*TASK BRIEF:*
Reproduce the whole listing, character for character.

Stored entries

..............................

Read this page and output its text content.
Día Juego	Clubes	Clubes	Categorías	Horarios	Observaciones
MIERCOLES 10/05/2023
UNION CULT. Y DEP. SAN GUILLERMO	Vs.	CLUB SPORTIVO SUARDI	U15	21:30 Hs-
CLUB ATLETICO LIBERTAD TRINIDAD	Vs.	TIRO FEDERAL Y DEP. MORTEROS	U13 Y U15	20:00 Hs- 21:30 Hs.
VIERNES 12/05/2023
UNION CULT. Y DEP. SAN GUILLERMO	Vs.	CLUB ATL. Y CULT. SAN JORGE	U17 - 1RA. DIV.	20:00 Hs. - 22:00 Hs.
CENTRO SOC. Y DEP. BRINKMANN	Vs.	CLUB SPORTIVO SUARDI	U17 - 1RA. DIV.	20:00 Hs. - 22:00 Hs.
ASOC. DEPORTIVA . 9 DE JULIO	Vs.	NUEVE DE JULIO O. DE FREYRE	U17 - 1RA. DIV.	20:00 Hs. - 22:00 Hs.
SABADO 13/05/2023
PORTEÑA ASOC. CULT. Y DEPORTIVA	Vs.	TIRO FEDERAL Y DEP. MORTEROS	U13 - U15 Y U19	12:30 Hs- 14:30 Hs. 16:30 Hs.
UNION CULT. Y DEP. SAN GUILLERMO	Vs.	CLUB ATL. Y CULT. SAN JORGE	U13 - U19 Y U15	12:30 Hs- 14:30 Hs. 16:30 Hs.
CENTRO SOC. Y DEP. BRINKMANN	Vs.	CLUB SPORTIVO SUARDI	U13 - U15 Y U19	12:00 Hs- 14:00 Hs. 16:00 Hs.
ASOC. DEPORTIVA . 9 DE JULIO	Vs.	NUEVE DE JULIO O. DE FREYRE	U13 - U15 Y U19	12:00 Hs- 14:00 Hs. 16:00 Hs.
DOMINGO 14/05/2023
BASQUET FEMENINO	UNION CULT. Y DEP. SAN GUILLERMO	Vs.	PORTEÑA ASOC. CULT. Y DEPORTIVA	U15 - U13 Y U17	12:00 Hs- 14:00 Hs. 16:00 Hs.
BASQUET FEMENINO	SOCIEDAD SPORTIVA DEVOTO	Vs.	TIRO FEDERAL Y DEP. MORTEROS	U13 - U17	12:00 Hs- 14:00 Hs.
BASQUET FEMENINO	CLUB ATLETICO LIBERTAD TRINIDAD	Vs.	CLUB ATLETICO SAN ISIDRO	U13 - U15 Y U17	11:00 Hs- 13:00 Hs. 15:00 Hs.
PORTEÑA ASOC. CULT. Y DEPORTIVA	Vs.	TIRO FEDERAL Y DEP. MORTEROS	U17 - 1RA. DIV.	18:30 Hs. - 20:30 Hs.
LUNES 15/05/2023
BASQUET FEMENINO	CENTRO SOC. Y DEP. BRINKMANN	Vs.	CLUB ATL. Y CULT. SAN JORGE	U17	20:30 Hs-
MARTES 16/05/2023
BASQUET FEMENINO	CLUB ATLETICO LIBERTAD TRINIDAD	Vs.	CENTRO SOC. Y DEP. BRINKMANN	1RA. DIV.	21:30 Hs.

..............................

*WRITTEN RESPONSE:*
Read this page and output its text content.
Día Juego	Clubes	Clubes	Categorías	Horarios	Observaciones
MIERCOLES 10/05/2023
UNION CULT. Y DEP. SAN GUILLERMO	Vs.	CLUB SPORTIVO SUARDI	U15	21:30 Hs-
CLUB ATLETICO LIBERTAD TRINIDAD	Vs.	TIRO FEDERAL Y DEP. MORTEROS	U13 Y U15	20:00 Hs- 21:30 Hs.
VIERNES 12/05/2023
UNION CULT. Y DEP. SAN GUILLERMO	Vs.	CLUB ATL. Y CULT. SAN JORGE	U17 - 1RA. DIV.	20:00 Hs. - 22:00 Hs.
CENTRO SOC. Y DEP. BRINKMANN	Vs.	CLUB SPORTIVO SUARDI	U17 - 1RA. DIV.	20:00 Hs. - 22:00 Hs.
ASOC. DEPORTIVA . 9 DE JULIO	Vs.	NUEVE DE JULIO O. DE FREYRE	U17 - 1RA. DIV.	20:00 Hs. - 22:00 Hs.
SABADO 13/05/2023
PORTEÑA ASOC. CULT. Y DEPORTIVA	Vs.	TIRO FEDERAL Y DEP. MORTEROS	U13 - U15 Y U19	12:30 Hs- 14:30 Hs. 16:30 Hs.
UNION CULT. Y DEP. SAN GUILLERMO	Vs.	CLUB ATL. Y CULT. SAN JORGE	U13 - U19 Y U15	12:30 Hs- 14:30 Hs. 16:30 Hs.
CENTRO SOC. Y DEP. BRINKMANN	Vs.	CLUB SPORTIVO SUARDI	U13 - U15 Y U19	12:00 Hs- 14:00 Hs. 16:00 Hs.
ASOC. DEPORTIVA . 9 DE JULIO	Vs.	NUEVE DE JULIO O. DE FREYRE	U13 - U15 Y U19	12:00 Hs- 14:00 Hs. 16:00 Hs.
DOMINGO 14/05/2023
BASQUET FEMENINO	UNION CULT. Y DEP. SAN GUILLERMO	Vs.	PORTEÑA ASOC. CULT. Y DEPORTIVA	U15 - U13 Y U17	12:00 Hs- 14:00 Hs. 16:00 Hs.
BASQUET FEMENINO	SOCIEDAD SPORTIVA DEVOTO	Vs.	TIRO FEDERAL Y DEP. MORTEROS	U13 - U17	12:00 Hs- 14:00 Hs.
BASQUET FEMENINO	CLUB ATLETICO LIBERTAD TRINIDAD	Vs.	CLUB ATLETICO SAN ISIDRO	U13 - U15 Y U17	11:00 Hs- 13:00 Hs. 15:00 Hs.
PORTEÑA ASOC. CULT. Y DEPORTIVA	Vs.	TIRO FEDERAL Y DEP. MORTEROS	U17 - 1RA. DIV.	18:30 Hs. - 20:30 Hs.
LUNES 15/05/2023
BASQUET FEMENINO	CENTRO SOC. Y DEP. BRINKMANN	Vs.	CLUB ATL. Y CULT. SAN JORGE	U17	20:30 Hs-
MARTES 16/05/2023
BASQUET FEMENINO	CLUB ATLETICO LIBERTAD TRINIDAD	Vs.	CENTRO SOC. Y DEP. BRINKMANN	1RA. DIV.	21:30 Hs.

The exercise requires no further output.